> Prompt
Search the data for the word "Chegari" and copy every line that contains it.

> Source material
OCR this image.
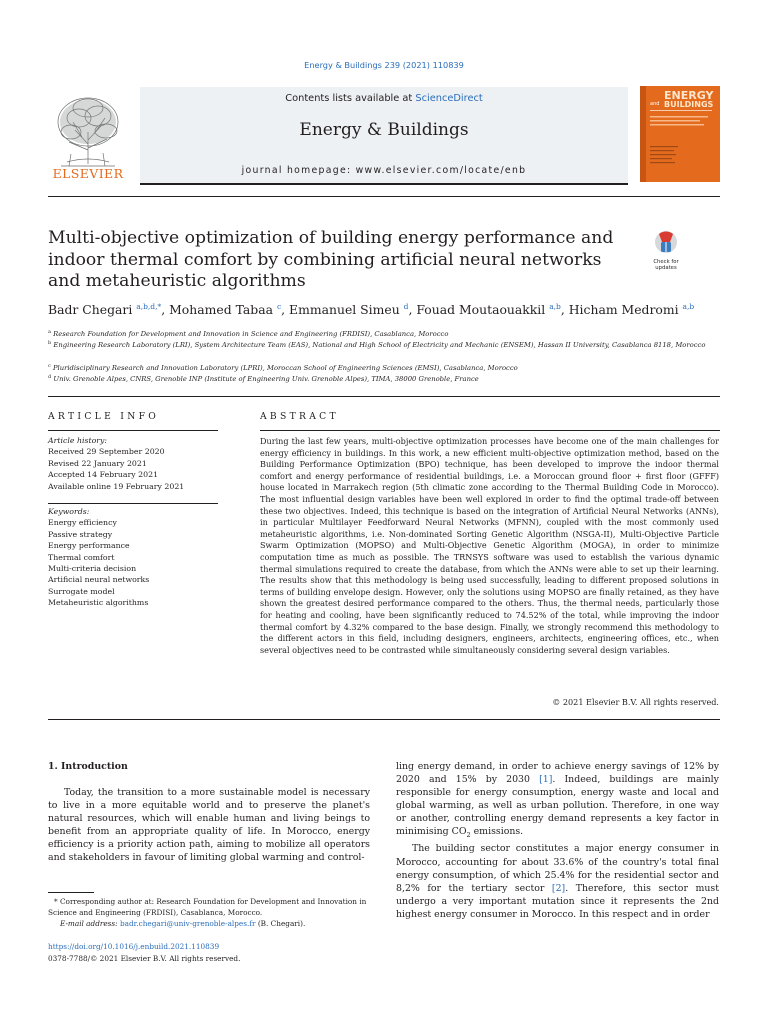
Energy & Buildings 239 (2021) 110839
ELSEVIER
Contents lists available at ScienceDirect
Energy & Buildings
journal homepage: www.elsevier.com/locate/enb
and
ENERGY
BUILDINGS
Multi-objective optimization of building energy performance and indoor thermal comfort by combining artificial neural networks and metaheuristic algorithms
Check for updates
Badr Chegari $^{a,b,d,*}$, Mohamed Tabaa $^c$, Emmanuel Simeu $^d$, Fouad Moutaouakkil $^{a,b}$, Hicham Medromi $^{a,b}$
$^a$ Research Foundation for Development and Innovation in Science and Engineering (FRDISI), Casablanca, Morocco
$^b$ Engineering Research Laboratory (LRI), System Architecture Team (EAS), National and High School of Electricity and Mechanic (ENSEM), Hassan II University, Casablanca 8118, Morocco
$^c$ Pluridisciplinary Research and Innovation Laboratory (LPRI), Moroccan School of Engineering Sciences (EMSI), Casablanca, Morocco
$^d$ Univ. Grenoble Alpes, CNRS, Grenoble INP (Institute of Engineering Univ. Grenoble Alpes), TIMA, 38000 Grenoble, France
ARTICLE INFO
Article history:
Received 29 September 2020
Revised 22 January 2021
Accepted 14 February 2021
Available online 19 February 2021
Keywords:
Energy efficiency
Passive strategy
Energy performance
Thermal comfort
Multi-criteria decision
Artificial neural networks
Surrogate model
Metaheuristic algorithms
ABSTRACT
During the last few years, multi-objective optimization processes have become one of the main challenges for energy efficiency in buildings. In this work, a new efficient multi-objective optimization method, based on the Building Performance Optimization (BPO) technique, has been developed to improve the indoor thermal comfort and energy performance of residential buildings, i.e. a Moroccan ground floor + first floor (GFFF) house located in Marrakech region (5th climatic zone according to the Thermal Building Code in Morocco). The most influential design variables have been well explored in order to find the optimal trade-off between these two objectives. Indeed, this technique is based on the integration of Artificial Neural Networks (ANNs), in particular Multilayer Feedforward Neural Networks (MFNN), coupled with the most commonly used metaheuristic algorithms, i.e. Non-dominated Sorting Genetic Algorithm (NSGA-II), Multi-Objective Particle Swarm Optimization (MOPSO) and Multi-Objective Genetic Algorithm (MOGA), in order to minimize computation time as much as possible. The TRNSYS software was used to establish the various dynamic thermal simulations required to create the database, from which the ANNs were able to set up their learning. The results show that this methodology is being used successfully, leading to different proposed solutions in terms of building envelope design. However, only the solutions using MOPSO are finally retained, as they have shown the greatest desired performance compared to the others. Thus, the thermal needs, particularly those for heating and cooling, have been significantly reduced to 74.52% of the total, while improving the indoor thermal comfort by 4.32% compared to the base design. Finally, we strongly recommend this methodology to the different actors in this field, including designers, engineers, architects, engineering offices, etc., when several objectives need to be contrasted while simultaneously considering several design variables.
© 2021 Elsevier B.V. All rights reserved.
1. Introduction

Today, the transition to a more sustainable model is necessary to live in a more equitable world and to preserve the planet's natural resources, which will enable human and living beings to benefit from an appropriate quality of life. In Morocco, energy efficiency is a priority action path, aiming to mobilize all operators and stakeholders in favour of limiting global warming and control-

ling energy demand, in order to achieve energy savings of 12% by 2020 and 15% by 2030 [1]. Indeed, buildings are mainly responsible for energy consumption, energy waste and local and global warming, as well as urban pollution. Therefore, in one way or another, controlling energy demand represents a key factor in minimising $CO_2$ emissions.

The building sector constitutes a major energy consumer in Morocco, accounting for about 33.6% of the country's total final energy consumption, of which 25.4% for the residential sector and 8,2% for the tertiary sector [2]. Therefore, this sector must undergo a very important mutation since it represents the 2nd highest energy consumer in Morocco. In this respect and in order

* Corresponding author at: Research Foundation for Development and Innovation in Science and Engineering (FRDISI), Casablanca, Morocco.
E-mail address: badr.chegari@univ-grenoble-alpes.fr (B. Chegari).
https://doi.org/10.1016/j.enbuild.2021.110839
0378-7788/© 2021 Elsevier B.V. All rights reserved.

> The completed task
Badr Chegari $^{a,b,d,*}$, Mohamed Tabaa $^c$, Emmanuel Simeu $^d$, Fouad Moutaouakkil $^{a,b}$, Hicham Medromi $^{a,b}$
E-mail address: badr.chegari@univ-grenoble-alpes.fr (B. Chegari).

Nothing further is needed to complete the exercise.